▶ **WHAT IS BEING ASKED**: Extract all lines that hold the string "this".

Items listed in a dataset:
=====
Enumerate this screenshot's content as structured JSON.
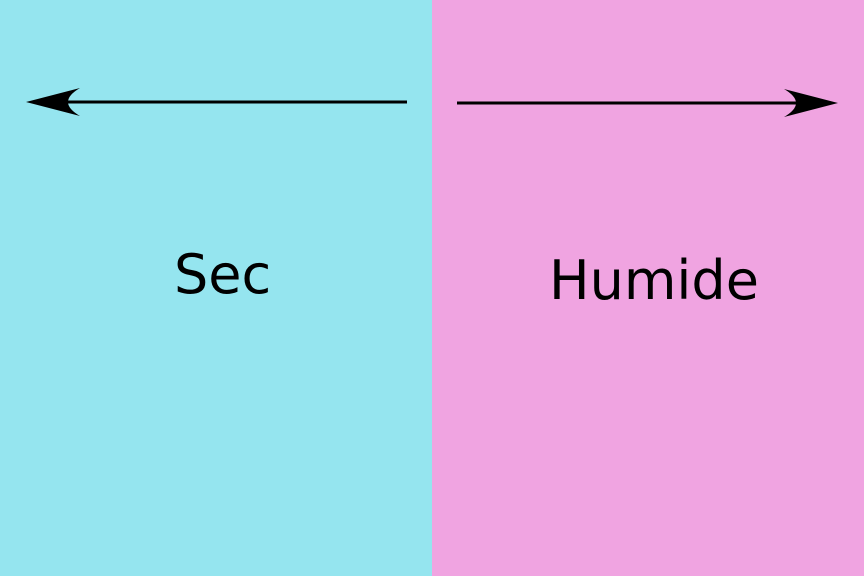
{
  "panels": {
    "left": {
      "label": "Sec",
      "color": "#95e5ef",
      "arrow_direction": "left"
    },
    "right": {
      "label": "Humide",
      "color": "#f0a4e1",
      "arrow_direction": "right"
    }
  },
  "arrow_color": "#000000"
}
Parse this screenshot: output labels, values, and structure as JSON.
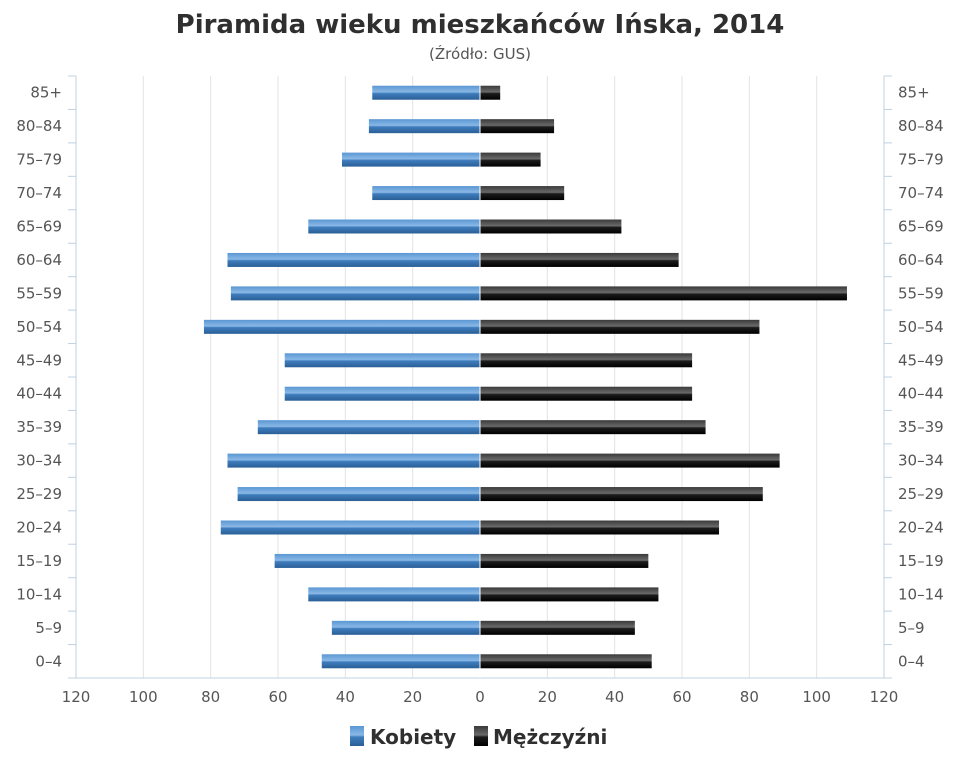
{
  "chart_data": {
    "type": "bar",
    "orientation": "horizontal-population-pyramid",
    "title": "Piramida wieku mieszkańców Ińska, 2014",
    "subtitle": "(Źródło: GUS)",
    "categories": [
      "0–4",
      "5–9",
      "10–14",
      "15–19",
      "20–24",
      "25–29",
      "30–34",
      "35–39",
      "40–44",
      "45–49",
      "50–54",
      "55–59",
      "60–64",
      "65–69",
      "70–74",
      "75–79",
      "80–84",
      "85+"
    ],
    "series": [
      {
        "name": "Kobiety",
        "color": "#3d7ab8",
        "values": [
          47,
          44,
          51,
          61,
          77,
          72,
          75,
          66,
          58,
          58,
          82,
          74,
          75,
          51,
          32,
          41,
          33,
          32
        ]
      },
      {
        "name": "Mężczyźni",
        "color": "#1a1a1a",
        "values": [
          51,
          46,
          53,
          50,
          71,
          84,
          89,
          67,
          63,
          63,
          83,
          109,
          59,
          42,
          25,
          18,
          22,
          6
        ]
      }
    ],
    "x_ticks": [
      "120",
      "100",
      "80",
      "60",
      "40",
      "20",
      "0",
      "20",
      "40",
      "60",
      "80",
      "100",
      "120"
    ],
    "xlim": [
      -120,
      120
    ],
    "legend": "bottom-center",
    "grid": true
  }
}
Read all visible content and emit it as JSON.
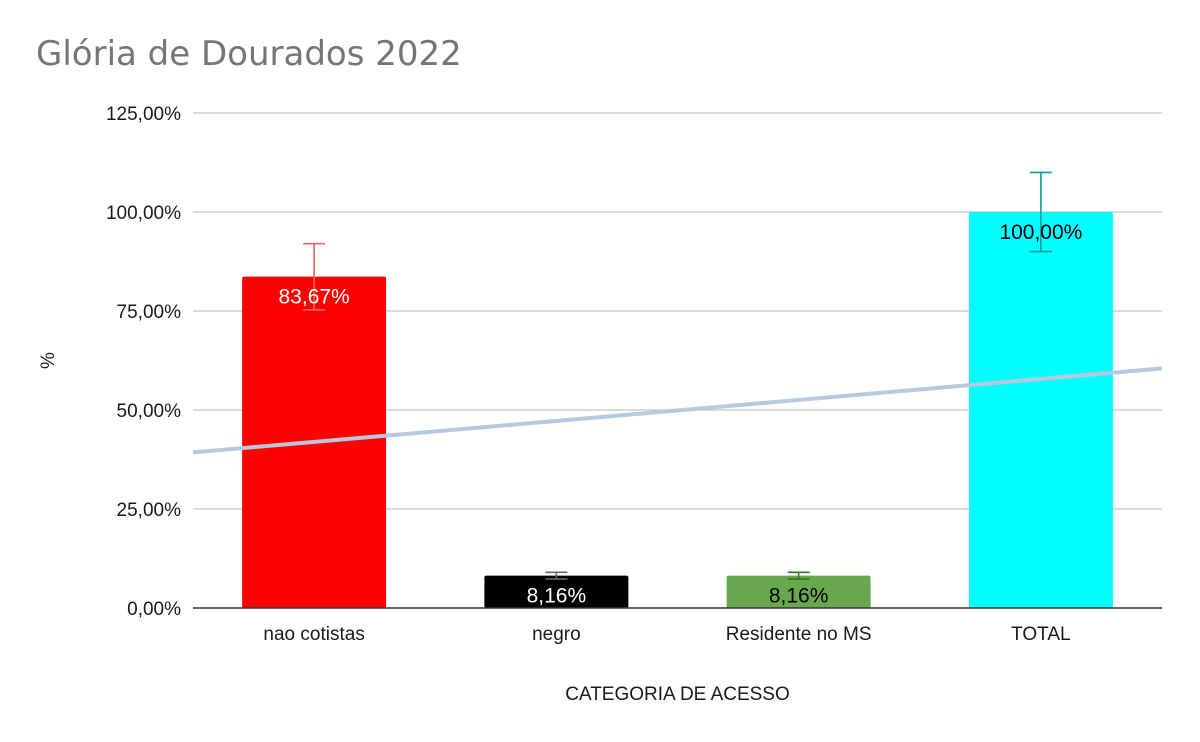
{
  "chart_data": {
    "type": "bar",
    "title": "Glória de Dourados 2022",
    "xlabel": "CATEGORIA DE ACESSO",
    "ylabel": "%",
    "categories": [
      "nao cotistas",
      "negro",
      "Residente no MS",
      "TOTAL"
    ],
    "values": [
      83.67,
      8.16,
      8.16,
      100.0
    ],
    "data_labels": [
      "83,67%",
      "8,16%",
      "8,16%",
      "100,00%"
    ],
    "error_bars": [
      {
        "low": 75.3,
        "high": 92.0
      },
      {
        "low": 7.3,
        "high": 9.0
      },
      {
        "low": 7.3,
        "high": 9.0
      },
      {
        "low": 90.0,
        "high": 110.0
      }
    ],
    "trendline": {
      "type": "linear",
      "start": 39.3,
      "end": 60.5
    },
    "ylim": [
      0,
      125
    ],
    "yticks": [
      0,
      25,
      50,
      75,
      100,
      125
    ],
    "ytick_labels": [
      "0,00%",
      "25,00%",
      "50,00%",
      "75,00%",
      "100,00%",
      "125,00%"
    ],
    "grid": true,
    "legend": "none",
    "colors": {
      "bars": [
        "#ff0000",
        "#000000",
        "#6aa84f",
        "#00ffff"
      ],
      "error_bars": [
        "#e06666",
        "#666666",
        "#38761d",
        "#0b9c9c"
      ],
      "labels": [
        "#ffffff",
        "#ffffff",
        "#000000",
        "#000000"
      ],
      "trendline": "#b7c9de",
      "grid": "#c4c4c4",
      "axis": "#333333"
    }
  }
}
=====
▶ **REPLY**:
Enumerate this screenshot's content as structured JSON.
Parse this screenshot: output labels, values, and structure as JSON.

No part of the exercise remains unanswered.